Skip the pictures. Transcribe the rest of the data below without changing a word.

[Items listed in a dataset]

— begin —

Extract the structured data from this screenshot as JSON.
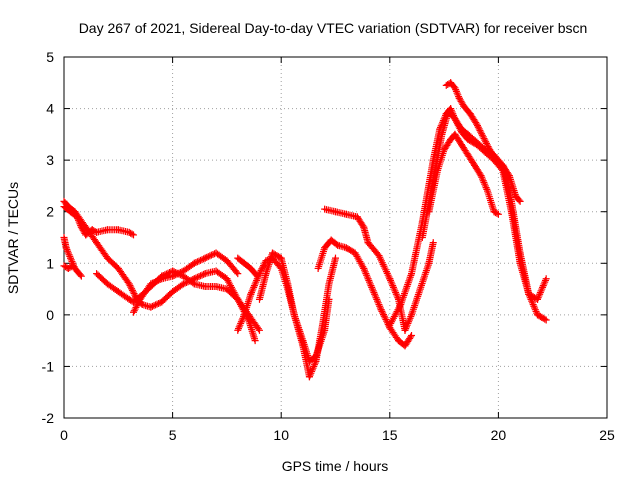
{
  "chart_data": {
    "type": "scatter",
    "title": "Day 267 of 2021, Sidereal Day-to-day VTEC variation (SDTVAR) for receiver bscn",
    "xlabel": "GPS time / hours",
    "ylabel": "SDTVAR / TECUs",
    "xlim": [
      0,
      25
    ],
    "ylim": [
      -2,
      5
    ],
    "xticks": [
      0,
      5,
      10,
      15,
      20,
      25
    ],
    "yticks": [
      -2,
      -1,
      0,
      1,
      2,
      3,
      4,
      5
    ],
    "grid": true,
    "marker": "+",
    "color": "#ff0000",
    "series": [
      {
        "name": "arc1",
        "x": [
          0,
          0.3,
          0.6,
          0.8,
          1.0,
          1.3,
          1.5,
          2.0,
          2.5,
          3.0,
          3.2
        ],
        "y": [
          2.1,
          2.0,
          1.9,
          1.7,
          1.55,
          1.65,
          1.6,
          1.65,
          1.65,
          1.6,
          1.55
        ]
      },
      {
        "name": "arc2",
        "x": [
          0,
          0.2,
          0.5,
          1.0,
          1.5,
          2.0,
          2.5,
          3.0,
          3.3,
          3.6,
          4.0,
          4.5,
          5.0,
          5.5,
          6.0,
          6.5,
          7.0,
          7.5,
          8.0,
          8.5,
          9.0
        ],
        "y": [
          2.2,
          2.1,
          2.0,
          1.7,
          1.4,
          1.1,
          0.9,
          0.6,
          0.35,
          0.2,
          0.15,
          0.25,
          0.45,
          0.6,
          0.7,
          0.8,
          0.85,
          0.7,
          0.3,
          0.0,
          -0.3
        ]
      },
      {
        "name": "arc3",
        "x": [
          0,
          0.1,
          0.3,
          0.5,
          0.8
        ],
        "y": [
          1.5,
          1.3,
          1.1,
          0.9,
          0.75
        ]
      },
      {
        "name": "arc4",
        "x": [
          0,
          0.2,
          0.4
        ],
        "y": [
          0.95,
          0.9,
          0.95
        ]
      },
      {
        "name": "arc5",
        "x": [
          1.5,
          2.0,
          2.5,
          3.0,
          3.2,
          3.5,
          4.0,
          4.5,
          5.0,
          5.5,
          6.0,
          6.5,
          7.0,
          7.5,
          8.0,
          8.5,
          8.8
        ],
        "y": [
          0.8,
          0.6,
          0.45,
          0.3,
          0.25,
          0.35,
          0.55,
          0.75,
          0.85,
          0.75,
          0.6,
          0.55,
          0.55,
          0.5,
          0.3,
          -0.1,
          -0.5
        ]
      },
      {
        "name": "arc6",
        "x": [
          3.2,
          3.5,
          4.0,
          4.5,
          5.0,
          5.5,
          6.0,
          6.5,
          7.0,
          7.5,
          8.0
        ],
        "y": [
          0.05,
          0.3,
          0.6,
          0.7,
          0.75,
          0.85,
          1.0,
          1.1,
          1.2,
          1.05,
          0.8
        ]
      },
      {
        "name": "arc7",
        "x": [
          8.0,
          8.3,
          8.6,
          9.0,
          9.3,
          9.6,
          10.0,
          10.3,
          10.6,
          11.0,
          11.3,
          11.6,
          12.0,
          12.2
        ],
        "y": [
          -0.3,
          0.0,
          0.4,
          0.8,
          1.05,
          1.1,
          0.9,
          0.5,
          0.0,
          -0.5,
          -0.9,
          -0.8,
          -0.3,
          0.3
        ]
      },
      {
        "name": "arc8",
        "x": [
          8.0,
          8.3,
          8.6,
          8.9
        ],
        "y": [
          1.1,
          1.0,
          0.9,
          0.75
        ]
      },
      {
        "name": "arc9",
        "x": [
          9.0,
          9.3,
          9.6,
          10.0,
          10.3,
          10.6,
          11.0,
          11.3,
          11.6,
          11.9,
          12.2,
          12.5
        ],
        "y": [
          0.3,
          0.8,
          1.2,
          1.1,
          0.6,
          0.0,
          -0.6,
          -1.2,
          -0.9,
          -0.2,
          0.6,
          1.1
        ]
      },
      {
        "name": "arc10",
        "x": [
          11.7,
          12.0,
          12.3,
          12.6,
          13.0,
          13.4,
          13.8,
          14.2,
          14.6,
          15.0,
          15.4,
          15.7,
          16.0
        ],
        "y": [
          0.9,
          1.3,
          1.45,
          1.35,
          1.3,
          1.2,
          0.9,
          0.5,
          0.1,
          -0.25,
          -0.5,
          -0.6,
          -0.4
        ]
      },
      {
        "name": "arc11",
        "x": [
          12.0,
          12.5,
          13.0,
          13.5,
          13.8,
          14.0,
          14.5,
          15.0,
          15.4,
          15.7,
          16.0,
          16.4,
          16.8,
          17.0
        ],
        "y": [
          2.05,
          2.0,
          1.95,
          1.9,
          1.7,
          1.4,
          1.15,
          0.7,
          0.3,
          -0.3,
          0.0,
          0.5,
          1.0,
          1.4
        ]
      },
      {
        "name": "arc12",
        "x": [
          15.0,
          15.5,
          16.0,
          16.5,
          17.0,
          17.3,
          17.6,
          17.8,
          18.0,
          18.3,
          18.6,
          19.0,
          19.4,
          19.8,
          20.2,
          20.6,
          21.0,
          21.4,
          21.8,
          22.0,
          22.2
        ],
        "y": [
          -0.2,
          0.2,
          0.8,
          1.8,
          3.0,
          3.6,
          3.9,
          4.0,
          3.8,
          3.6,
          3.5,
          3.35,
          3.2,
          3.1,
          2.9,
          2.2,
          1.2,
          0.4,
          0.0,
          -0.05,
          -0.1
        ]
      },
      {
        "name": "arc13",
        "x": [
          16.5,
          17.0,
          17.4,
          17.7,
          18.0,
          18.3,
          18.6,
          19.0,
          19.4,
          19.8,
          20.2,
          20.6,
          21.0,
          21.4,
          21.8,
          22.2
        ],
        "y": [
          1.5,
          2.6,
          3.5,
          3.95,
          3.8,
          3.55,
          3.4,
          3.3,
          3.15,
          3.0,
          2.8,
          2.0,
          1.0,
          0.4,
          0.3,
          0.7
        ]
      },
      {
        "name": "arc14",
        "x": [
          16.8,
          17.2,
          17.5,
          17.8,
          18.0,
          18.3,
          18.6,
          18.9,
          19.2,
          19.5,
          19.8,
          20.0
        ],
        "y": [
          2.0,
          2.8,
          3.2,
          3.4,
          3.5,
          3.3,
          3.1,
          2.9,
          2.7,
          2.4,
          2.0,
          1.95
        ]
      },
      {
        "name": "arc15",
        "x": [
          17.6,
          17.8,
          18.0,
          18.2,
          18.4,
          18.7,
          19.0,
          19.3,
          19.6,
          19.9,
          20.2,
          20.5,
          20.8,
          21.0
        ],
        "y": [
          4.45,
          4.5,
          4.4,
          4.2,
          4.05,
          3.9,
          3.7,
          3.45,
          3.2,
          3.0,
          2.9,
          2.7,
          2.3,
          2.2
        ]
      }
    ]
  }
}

— end —

Worked solution:
Extract the structured data from this screenshot as JSON.
{
  "chart_data": {
    "type": "scatter",
    "title": "Day 267 of 2021, Sidereal Day-to-day VTEC variation (SDTVAR) for receiver bscn",
    "xlabel": "GPS time / hours",
    "ylabel": "SDTVAR / TECUs",
    "xlim": [
      0,
      25
    ],
    "ylim": [
      -2,
      5
    ],
    "xticks": [
      0,
      5,
      10,
      15,
      20,
      25
    ],
    "yticks": [
      -2,
      -1,
      0,
      1,
      2,
      3,
      4,
      5
    ],
    "grid": true,
    "marker": "+",
    "color": "#ff0000",
    "series": [
      {
        "name": "arc1",
        "x": [
          0,
          0.3,
          0.6,
          0.8,
          1.0,
          1.3,
          1.5,
          2.0,
          2.5,
          3.0,
          3.2
        ],
        "y": [
          2.1,
          2.0,
          1.9,
          1.7,
          1.55,
          1.65,
          1.6,
          1.65,
          1.65,
          1.6,
          1.55
        ]
      },
      {
        "name": "arc2",
        "x": [
          0,
          0.2,
          0.5,
          1.0,
          1.5,
          2.0,
          2.5,
          3.0,
          3.3,
          3.6,
          4.0,
          4.5,
          5.0,
          5.5,
          6.0,
          6.5,
          7.0,
          7.5,
          8.0,
          8.5,
          9.0
        ],
        "y": [
          2.2,
          2.1,
          2.0,
          1.7,
          1.4,
          1.1,
          0.9,
          0.6,
          0.35,
          0.2,
          0.15,
          0.25,
          0.45,
          0.6,
          0.7,
          0.8,
          0.85,
          0.7,
          0.3,
          0.0,
          -0.3
        ]
      },
      {
        "name": "arc3",
        "x": [
          0,
          0.1,
          0.3,
          0.5,
          0.8
        ],
        "y": [
          1.5,
          1.3,
          1.1,
          0.9,
          0.75
        ]
      },
      {
        "name": "arc4",
        "x": [
          0,
          0.2,
          0.4
        ],
        "y": [
          0.95,
          0.9,
          0.95
        ]
      },
      {
        "name": "arc5",
        "x": [
          1.5,
          2.0,
          2.5,
          3.0,
          3.2,
          3.5,
          4.0,
          4.5,
          5.0,
          5.5,
          6.0,
          6.5,
          7.0,
          7.5,
          8.0,
          8.5,
          8.8
        ],
        "y": [
          0.8,
          0.6,
          0.45,
          0.3,
          0.25,
          0.35,
          0.55,
          0.75,
          0.85,
          0.75,
          0.6,
          0.55,
          0.55,
          0.5,
          0.3,
          -0.1,
          -0.5
        ]
      },
      {
        "name": "arc6",
        "x": [
          3.2,
          3.5,
          4.0,
          4.5,
          5.0,
          5.5,
          6.0,
          6.5,
          7.0,
          7.5,
          8.0
        ],
        "y": [
          0.05,
          0.3,
          0.6,
          0.7,
          0.75,
          0.85,
          1.0,
          1.1,
          1.2,
          1.05,
          0.8
        ]
      },
      {
        "name": "arc7",
        "x": [
          8.0,
          8.3,
          8.6,
          9.0,
          9.3,
          9.6,
          10.0,
          10.3,
          10.6,
          11.0,
          11.3,
          11.6,
          12.0,
          12.2
        ],
        "y": [
          -0.3,
          0.0,
          0.4,
          0.8,
          1.05,
          1.1,
          0.9,
          0.5,
          0.0,
          -0.5,
          -0.9,
          -0.8,
          -0.3,
          0.3
        ]
      },
      {
        "name": "arc8",
        "x": [
          8.0,
          8.3,
          8.6,
          8.9
        ],
        "y": [
          1.1,
          1.0,
          0.9,
          0.75
        ]
      },
      {
        "name": "arc9",
        "x": [
          9.0,
          9.3,
          9.6,
          10.0,
          10.3,
          10.6,
          11.0,
          11.3,
          11.6,
          11.9,
          12.2,
          12.5
        ],
        "y": [
          0.3,
          0.8,
          1.2,
          1.1,
          0.6,
          0.0,
          -0.6,
          -1.2,
          -0.9,
          -0.2,
          0.6,
          1.1
        ]
      },
      {
        "name": "arc10",
        "x": [
          11.7,
          12.0,
          12.3,
          12.6,
          13.0,
          13.4,
          13.8,
          14.2,
          14.6,
          15.0,
          15.4,
          15.7,
          16.0
        ],
        "y": [
          0.9,
          1.3,
          1.45,
          1.35,
          1.3,
          1.2,
          0.9,
          0.5,
          0.1,
          -0.25,
          -0.5,
          -0.6,
          -0.4
        ]
      },
      {
        "name": "arc11",
        "x": [
          12.0,
          12.5,
          13.0,
          13.5,
          13.8,
          14.0,
          14.5,
          15.0,
          15.4,
          15.7,
          16.0,
          16.4,
          16.8,
          17.0
        ],
        "y": [
          2.05,
          2.0,
          1.95,
          1.9,
          1.7,
          1.4,
          1.15,
          0.7,
          0.3,
          -0.3,
          0.0,
          0.5,
          1.0,
          1.4
        ]
      },
      {
        "name": "arc12",
        "x": [
          15.0,
          15.5,
          16.0,
          16.5,
          17.0,
          17.3,
          17.6,
          17.8,
          18.0,
          18.3,
          18.6,
          19.0,
          19.4,
          19.8,
          20.2,
          20.6,
          21.0,
          21.4,
          21.8,
          22.0,
          22.2
        ],
        "y": [
          -0.2,
          0.2,
          0.8,
          1.8,
          3.0,
          3.6,
          3.9,
          4.0,
          3.8,
          3.6,
          3.5,
          3.35,
          3.2,
          3.1,
          2.9,
          2.2,
          1.2,
          0.4,
          0.0,
          -0.05,
          -0.1
        ]
      },
      {
        "name": "arc13",
        "x": [
          16.5,
          17.0,
          17.4,
          17.7,
          18.0,
          18.3,
          18.6,
          19.0,
          19.4,
          19.8,
          20.2,
          20.6,
          21.0,
          21.4,
          21.8,
          22.2
        ],
        "y": [
          1.5,
          2.6,
          3.5,
          3.95,
          3.8,
          3.55,
          3.4,
          3.3,
          3.15,
          3.0,
          2.8,
          2.0,
          1.0,
          0.4,
          0.3,
          0.7
        ]
      },
      {
        "name": "arc14",
        "x": [
          16.8,
          17.2,
          17.5,
          17.8,
          18.0,
          18.3,
          18.6,
          18.9,
          19.2,
          19.5,
          19.8,
          20.0
        ],
        "y": [
          2.0,
          2.8,
          3.2,
          3.4,
          3.5,
          3.3,
          3.1,
          2.9,
          2.7,
          2.4,
          2.0,
          1.95
        ]
      },
      {
        "name": "arc15",
        "x": [
          17.6,
          17.8,
          18.0,
          18.2,
          18.4,
          18.7,
          19.0,
          19.3,
          19.6,
          19.9,
          20.2,
          20.5,
          20.8,
          21.0
        ],
        "y": [
          4.45,
          4.5,
          4.4,
          4.2,
          4.05,
          3.9,
          3.7,
          3.45,
          3.2,
          3.0,
          2.9,
          2.7,
          2.3,
          2.2
        ]
      }
    ]
  }
}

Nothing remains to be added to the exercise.